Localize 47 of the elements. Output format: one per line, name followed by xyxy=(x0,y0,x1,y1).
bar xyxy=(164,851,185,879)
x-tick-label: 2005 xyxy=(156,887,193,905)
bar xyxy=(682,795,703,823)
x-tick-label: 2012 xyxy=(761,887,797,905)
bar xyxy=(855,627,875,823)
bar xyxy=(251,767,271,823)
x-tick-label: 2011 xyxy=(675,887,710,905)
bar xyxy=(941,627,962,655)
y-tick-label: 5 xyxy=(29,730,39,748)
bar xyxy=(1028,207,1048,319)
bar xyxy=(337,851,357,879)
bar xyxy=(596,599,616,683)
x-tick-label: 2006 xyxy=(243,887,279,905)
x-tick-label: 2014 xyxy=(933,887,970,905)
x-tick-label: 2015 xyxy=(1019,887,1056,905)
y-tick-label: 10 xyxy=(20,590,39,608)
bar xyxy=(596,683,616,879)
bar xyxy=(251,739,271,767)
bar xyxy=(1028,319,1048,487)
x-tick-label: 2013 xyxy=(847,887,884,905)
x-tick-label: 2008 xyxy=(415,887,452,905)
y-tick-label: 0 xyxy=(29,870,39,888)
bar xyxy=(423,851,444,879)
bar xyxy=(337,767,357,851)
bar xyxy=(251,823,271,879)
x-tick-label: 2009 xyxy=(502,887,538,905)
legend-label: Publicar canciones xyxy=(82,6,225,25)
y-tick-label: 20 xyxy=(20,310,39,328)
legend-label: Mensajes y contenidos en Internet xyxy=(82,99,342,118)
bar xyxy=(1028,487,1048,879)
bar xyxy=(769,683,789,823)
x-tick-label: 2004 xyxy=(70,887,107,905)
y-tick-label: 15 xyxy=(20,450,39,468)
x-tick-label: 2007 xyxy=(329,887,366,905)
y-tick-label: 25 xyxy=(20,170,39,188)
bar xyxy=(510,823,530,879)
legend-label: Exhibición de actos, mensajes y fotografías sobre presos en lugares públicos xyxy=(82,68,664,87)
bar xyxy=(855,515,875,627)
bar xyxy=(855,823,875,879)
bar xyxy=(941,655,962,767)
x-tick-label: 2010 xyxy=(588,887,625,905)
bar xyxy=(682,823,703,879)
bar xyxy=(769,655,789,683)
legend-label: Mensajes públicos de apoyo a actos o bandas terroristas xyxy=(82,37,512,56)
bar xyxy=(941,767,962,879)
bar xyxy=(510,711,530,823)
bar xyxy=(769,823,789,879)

....

- _STATED PROBLEM_: Extract every line of the material that contains the word "actos".

- _SOLUTION TO THE PROBLEM_:
legend-label: Exhibición de actos, mensajes y fotografías sobre presos en lugares públicos xyxy=(82,68,664,87)
legend-label: Mensajes públicos de apoyo a actos o bandas terroristas xyxy=(82,37,512,56)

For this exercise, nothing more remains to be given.